PROBLEM DETAILS:
Return each line in the entries below that contains the string "axis". Only lines with the same uppercase and lowercase letters count.

RAW RECORDS:
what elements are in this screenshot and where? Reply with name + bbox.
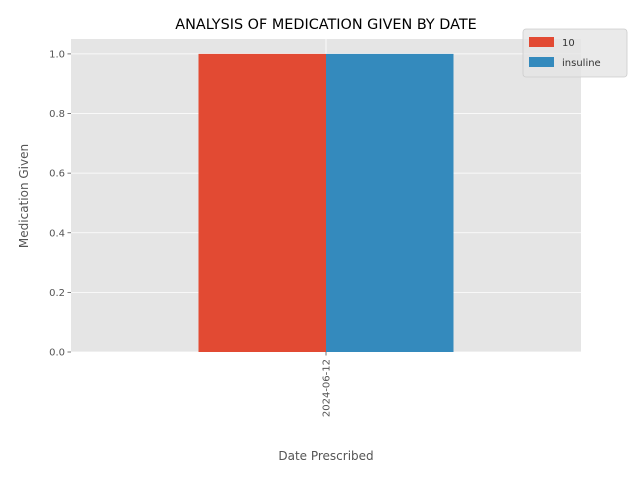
y-tick-label: 0.8 <box>49 109 65 120</box>
legend-label-insuline: insuline <box>562 58 601 69</box>
chart-title: ANALYSIS OF MEDICATION GIVEN BY DATE <box>175 17 476 33</box>
legend-box <box>522 28 628 78</box>
legend-swatch-insuline <box>529 57 554 67</box>
y-tick-label: 1.0 <box>49 49 65 60</box>
legend-label-10: 10 <box>562 38 575 49</box>
bar-insuline <box>326 53 454 353</box>
legend: 10 insuline <box>522 28 628 78</box>
x-tick-label: 2024-06-12 <box>322 359 333 417</box>
y-axis-label: Medication Given <box>17 144 31 248</box>
y-tick-label: 0.6 <box>49 169 65 180</box>
bar-10 <box>198 53 326 353</box>
x-axis-label: Date Prescribed <box>278 449 373 463</box>
y-tick-label: 0.4 <box>49 228 65 239</box>
y-tick-label: 0.2 <box>49 288 65 299</box>
legend-swatch-10 <box>529 37 554 47</box>
axis-ticks: 0.0 0.2 0.4 0.6 0.8 1.0 2024-06-12 <box>49 49 332 417</box>
y-tick-label: 0.0 <box>49 348 65 359</box>
bars <box>198 53 454 353</box>
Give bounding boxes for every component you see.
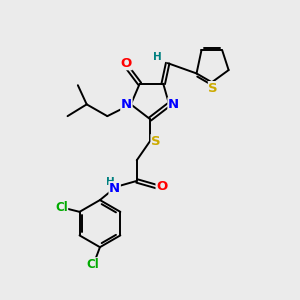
Text: Cl: Cl: [55, 201, 68, 214]
Text: N: N: [168, 98, 179, 111]
Text: Cl: Cl: [86, 258, 99, 271]
Text: S: S: [151, 135, 161, 148]
Text: O: O: [156, 180, 167, 193]
Text: N: N: [109, 182, 120, 195]
Text: H: H: [153, 52, 162, 62]
Text: S: S: [208, 82, 218, 95]
Text: N: N: [121, 98, 132, 111]
Text: H: H: [106, 176, 115, 187]
Text: O: O: [121, 57, 132, 70]
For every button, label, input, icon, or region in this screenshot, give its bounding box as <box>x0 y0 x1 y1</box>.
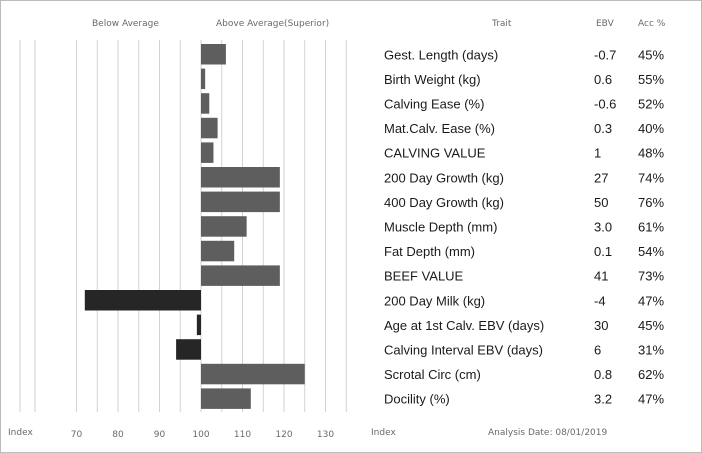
trait-name: 200 Day Growth (kg) <box>384 170 504 185</box>
acc-value: 40% <box>638 121 664 136</box>
x-tick-label: 90 <box>154 430 166 440</box>
x-tick-label: 110 <box>234 430 251 440</box>
trait-name: 200 Day Milk (kg) <box>384 293 485 308</box>
trait-name: Mat.Calv. Ease (%) <box>384 121 495 136</box>
trait-name: Muscle Depth (mm) <box>384 219 497 234</box>
x-tick-label: 80 <box>112 430 124 440</box>
index-bar <box>201 117 218 139</box>
ebv-value: 41 <box>594 269 608 284</box>
ebv-column-header: EBV <box>596 19 614 29</box>
ebv-value: 0.3 <box>594 121 612 136</box>
ebv-value: -0.6 <box>594 96 616 111</box>
ebv-value: 27 <box>594 170 608 185</box>
ebv-value: 3.2 <box>594 392 612 407</box>
trait-name: Scrotal Circ (cm) <box>384 367 481 382</box>
index-axis-label-right: Index <box>371 428 396 438</box>
trait-name: Age at 1st Calv. EBV (days) <box>384 318 544 333</box>
x-tick-label: 70 <box>71 430 83 440</box>
index-axis-label-left: Index <box>8 428 33 438</box>
ebv-value: 1 <box>594 146 601 161</box>
x-tick-label: 130 <box>317 430 334 440</box>
acc-value: 31% <box>638 342 664 357</box>
index-bar <box>201 191 280 213</box>
ebv-value: 6 <box>594 342 601 357</box>
index-bar <box>201 388 251 409</box>
index-bar <box>201 93 210 114</box>
acc-value: 76% <box>638 195 664 210</box>
trait-name: Gest. Length (days) <box>384 47 498 62</box>
acc-value: 55% <box>638 72 664 87</box>
acc-value: 73% <box>638 269 664 284</box>
index-bar <box>201 167 280 188</box>
trait-name: Fat Depth (mm) <box>384 244 475 259</box>
trait-name: CALVING VALUE <box>384 146 486 161</box>
ebv-value: 3.0 <box>594 219 612 234</box>
index-bar <box>201 142 214 163</box>
ebv-value: 50 <box>594 195 608 210</box>
index-bar <box>201 216 247 237</box>
ebv-value: 0.6 <box>594 72 612 87</box>
acc-value: 54% <box>638 244 664 259</box>
ebv-value: -0.7 <box>594 47 616 62</box>
acc-column-header: Acc % <box>638 19 666 29</box>
trait-column-header: Trait <box>492 19 512 29</box>
index-bar <box>84 290 201 311</box>
ebv-value: 30 <box>594 318 608 333</box>
below-average-label: Below Average <box>92 19 159 29</box>
trait-name: Calving Ease (%) <box>384 96 484 111</box>
ebv-value: 0.8 <box>594 367 612 382</box>
trait-name: 400 Day Growth (kg) <box>384 195 504 210</box>
trait-name: Calving Interval EBV (days) <box>384 342 543 357</box>
index-bar <box>196 314 201 336</box>
ebv-value: -4 <box>594 293 606 308</box>
acc-value: 45% <box>638 318 664 333</box>
acc-value: 52% <box>638 96 664 111</box>
trait-name: Docility (%) <box>384 392 450 407</box>
acc-value: 47% <box>638 392 664 407</box>
acc-value: 45% <box>638 47 664 62</box>
index-bar <box>201 363 305 385</box>
acc-value: 61% <box>638 219 664 234</box>
acc-value: 48% <box>638 146 664 161</box>
x-tick-label: 120 <box>275 430 292 440</box>
ebv-value: 0.1 <box>594 244 612 259</box>
trait-name: Birth Weight (kg) <box>384 72 481 87</box>
analysis-date: Analysis Date: 08/01/2019 <box>488 428 608 438</box>
above-average-label: Above Average(Superior) <box>216 19 330 29</box>
index-bar <box>201 265 280 286</box>
acc-value: 47% <box>638 293 664 308</box>
x-tick-label: 100 <box>192 430 209 440</box>
index-bar <box>201 44 226 65</box>
trait-name: BEEF VALUE <box>384 269 464 284</box>
acc-value: 62% <box>638 367 664 382</box>
index-bar <box>201 240 235 262</box>
acc-value: 74% <box>638 170 664 185</box>
index-bar <box>176 339 201 360</box>
index-bar <box>201 68 206 90</box>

IN RESPONSE:
y-axis-label: Medication Given <box>17 144 31 248</box>
x-axis-label: Date Prescribed <box>278 449 373 463</box>
axis-ticks: 0.0 0.2 0.4 0.6 0.8 1.0 2024-06-12 <box>49 49 332 417</box>
index-axis-label-right: Index <box>371 428 396 438</box>
index-axis-label-left: Index <box>8 428 33 438</box>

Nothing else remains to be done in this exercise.